▶ **PASSAGE EXTRAIT**:
Exploiter les données sectorielles pour votre prospection

Dans un marché aussi spécifique que la construction ferroviaire, l’exploitation méthodique des données constitue un avantage concurrentiel déterminant pour identifier les opportunités commerciales et affiner votre ciblage.

Croisement des données pour un ciblage pertinent

Une approche efficace consiste à croiser plusieurs types de données :

  • Les données géographiques des projets d’infrastructure programmés
  • Les budgets d’investissement annoncés par les donneurs d’ordres
  • Les historiques d’attribution de marchés similaires
  • Les écosystèmes de partenaires potentiels pour constituer des groupements

Cette analyse permet d’identifier les zones à fort potentiel, les marchés en croissance et les partenaires complémentaires pour répondre aux appels d’offres.

Pour les entreprises cherchant à se positionner comme fournisseurs ou sous-traitants, l’analyse des attributaires récents de marchés similaires constitue une démarche particulièrement productive. Une cartographie précise des acteurs du secteur, incluant leur implantation géographique et leurs spécialités techniques, facilite l’identification des synergies potentielles et des besoins complémentaires.

La qualification fine des prospects selon leur position dans la chaîne de valeur (donneurs d’ordres, maîtres d’œuvre, entreprises générales, spécialistes) permet ensuite d’adapter précisément les propositions commerciales aux attentes spécifiques de chaque interlocuteur, maximisant ainsi les chances de conversion.

Dans un environnement aussi technique et régulé que la construction ferroviaire, où les relations s’inscrivent souvent dans la durée, une stratégie de prospection basée sur l’expertise sectorielle et l’analyse approfondie des données constitue l’approche la plus prometteuse pour développer son activité de manière durable.

Quelles sont les principales innovations techniques dans la construction ferroviaire ?

Le secteur connaît plusieurs évolutions majeures avec notamment : les systèmes de pose mécanisée permettant des rendements supérieurs (jusqu’à 1km de voie posée par jour), les technologies ERTMS pour harmoniser la signalisation européenne, les matériaux composites pour traverses et éléments de voie, et les techniques de construction de tunnels à l’aide de tunneliers de grand diamètre. Les innovations concernent également l’utilisation de matériaux recyclés et à faible empreinte carbone pour répondre aux objectifs environnementaux.

Comment s’organise la chaîne de sous-traitance dans les grands projets ferroviaires ?

Les grands projets adoptent généralement une organisation pyramidale avec un groupement d’entreprises mandataires (souvent composé de majors du BTP) qui pilote l’ensemble, des entreprises spécialisées de rang 1 responsables de lots techniques (voie, énergie, signalisation), et des sous-traitants de rang 2 mobilisés pour des prestations spécifiques (soudure, géomètres, etc.). Cette structuration permet de mobiliser des compétences pointues tout en maintenant une coordination cohérente du projet dans son ensemble.

(Données de détection de la mise en page des documents)
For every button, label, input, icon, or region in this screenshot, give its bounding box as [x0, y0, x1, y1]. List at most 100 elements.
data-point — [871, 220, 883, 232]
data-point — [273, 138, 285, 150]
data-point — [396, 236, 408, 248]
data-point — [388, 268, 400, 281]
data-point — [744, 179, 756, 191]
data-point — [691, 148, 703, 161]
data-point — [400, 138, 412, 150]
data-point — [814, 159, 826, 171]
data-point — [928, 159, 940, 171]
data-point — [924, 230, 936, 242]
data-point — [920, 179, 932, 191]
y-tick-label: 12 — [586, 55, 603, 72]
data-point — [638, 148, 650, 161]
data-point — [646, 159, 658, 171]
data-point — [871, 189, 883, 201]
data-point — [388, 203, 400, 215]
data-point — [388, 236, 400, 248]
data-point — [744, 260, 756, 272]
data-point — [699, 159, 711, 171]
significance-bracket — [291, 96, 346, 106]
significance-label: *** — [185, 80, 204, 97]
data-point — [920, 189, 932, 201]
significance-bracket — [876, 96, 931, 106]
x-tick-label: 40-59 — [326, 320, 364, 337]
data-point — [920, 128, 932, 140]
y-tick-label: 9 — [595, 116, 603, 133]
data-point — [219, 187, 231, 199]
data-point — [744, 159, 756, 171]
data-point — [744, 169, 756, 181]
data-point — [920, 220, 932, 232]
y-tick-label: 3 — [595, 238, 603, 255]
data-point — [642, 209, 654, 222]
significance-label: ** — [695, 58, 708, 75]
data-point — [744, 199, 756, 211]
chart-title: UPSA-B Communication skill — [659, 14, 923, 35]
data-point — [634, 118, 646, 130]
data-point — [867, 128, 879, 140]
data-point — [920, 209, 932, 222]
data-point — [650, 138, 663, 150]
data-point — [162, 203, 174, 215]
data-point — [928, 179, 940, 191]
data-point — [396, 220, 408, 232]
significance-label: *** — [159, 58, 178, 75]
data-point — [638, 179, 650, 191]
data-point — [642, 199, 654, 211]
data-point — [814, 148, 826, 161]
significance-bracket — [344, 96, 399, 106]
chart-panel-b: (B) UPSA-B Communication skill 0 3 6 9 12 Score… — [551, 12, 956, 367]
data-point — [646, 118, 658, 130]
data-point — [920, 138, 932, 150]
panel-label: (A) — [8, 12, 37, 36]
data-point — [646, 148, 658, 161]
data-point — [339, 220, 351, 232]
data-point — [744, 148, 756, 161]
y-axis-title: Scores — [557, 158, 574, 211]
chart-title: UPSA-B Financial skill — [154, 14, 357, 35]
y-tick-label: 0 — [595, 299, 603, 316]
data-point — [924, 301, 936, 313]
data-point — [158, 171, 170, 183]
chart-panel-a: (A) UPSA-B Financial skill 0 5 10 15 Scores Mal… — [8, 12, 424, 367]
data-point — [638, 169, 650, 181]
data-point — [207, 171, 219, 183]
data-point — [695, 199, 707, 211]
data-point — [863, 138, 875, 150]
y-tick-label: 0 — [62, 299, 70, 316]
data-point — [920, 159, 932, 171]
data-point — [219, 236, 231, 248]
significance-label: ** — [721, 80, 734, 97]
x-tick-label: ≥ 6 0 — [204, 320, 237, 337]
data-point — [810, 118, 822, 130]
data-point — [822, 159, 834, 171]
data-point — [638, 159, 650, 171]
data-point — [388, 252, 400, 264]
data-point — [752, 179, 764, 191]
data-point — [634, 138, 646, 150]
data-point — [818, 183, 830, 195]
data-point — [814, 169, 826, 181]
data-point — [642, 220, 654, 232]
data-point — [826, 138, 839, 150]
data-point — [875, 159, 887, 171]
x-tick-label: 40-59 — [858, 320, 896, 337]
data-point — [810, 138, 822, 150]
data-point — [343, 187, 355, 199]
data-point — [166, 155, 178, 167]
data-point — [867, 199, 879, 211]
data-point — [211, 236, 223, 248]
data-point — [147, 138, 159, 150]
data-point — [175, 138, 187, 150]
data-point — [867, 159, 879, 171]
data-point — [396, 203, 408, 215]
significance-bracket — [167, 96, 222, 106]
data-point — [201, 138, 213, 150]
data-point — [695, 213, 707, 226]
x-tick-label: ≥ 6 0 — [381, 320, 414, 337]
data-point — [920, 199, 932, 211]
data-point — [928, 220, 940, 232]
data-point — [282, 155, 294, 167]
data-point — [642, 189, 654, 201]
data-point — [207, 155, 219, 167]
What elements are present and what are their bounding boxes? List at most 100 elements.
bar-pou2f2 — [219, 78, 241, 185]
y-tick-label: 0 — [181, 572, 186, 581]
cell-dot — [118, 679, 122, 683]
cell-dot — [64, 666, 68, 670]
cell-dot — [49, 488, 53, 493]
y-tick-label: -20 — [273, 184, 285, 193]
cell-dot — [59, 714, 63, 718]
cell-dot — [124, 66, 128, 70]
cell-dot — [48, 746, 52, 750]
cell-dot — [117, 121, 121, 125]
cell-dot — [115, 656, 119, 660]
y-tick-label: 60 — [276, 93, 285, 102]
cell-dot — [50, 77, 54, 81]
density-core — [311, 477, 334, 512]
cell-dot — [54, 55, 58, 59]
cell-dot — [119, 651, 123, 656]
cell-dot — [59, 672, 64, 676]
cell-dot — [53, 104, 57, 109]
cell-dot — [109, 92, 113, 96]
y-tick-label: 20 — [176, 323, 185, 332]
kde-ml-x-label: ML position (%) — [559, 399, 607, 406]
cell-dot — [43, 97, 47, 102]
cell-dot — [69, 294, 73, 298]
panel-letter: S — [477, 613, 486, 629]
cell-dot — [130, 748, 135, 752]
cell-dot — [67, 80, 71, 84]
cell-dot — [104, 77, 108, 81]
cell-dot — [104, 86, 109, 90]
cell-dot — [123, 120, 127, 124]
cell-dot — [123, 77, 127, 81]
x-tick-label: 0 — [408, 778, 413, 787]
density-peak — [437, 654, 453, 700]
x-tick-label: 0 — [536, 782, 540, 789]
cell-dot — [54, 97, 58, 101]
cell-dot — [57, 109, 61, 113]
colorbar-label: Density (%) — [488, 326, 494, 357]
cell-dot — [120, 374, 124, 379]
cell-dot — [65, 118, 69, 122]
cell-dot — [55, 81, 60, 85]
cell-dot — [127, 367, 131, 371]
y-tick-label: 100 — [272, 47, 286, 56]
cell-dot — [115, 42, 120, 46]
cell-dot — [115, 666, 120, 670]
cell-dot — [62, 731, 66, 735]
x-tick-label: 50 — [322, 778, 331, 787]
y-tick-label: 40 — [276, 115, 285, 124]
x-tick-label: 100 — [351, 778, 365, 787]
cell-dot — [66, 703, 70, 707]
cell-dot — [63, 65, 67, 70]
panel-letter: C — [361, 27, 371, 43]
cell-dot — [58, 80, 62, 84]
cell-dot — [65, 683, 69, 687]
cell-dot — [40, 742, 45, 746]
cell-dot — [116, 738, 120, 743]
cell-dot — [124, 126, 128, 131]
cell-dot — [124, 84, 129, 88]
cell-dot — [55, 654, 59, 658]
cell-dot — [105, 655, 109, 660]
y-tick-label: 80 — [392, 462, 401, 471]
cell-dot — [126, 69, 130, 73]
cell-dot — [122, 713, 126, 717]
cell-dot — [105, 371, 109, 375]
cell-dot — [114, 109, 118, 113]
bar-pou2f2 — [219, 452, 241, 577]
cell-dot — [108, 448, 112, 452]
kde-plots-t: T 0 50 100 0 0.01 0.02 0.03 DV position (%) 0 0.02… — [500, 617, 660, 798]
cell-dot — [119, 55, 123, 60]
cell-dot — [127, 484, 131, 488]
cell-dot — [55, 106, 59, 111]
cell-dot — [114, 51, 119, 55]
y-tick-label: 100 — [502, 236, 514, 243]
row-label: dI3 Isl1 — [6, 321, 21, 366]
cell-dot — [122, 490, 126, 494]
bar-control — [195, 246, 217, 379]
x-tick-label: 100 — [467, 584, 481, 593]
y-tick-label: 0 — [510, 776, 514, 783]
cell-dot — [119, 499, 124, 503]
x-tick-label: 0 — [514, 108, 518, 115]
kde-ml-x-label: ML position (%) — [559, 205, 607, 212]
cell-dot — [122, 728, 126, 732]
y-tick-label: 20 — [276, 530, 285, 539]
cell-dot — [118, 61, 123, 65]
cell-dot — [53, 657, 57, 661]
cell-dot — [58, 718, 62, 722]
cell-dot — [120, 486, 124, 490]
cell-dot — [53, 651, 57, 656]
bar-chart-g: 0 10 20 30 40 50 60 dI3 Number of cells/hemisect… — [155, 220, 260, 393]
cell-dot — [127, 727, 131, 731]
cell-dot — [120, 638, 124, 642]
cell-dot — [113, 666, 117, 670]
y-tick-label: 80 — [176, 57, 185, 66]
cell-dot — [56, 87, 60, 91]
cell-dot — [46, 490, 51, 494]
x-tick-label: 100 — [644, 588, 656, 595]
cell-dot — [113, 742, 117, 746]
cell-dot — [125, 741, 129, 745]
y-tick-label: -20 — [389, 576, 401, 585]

▶ **CONSIGNE**: Recopiez sans rien changer le passage de l'extrait sur la prospection dans la construction ferroviaire qui commence par « Cette analyse permet » et se poursuit jusqu'à « aux appels d’offres. ».

▶ **RÉPONSE**:
Cette analyse permet d’identifier les zones à fort potentiel, les marchés en croissance et les partenaires complémentaires pour répondre aux appels d’offres.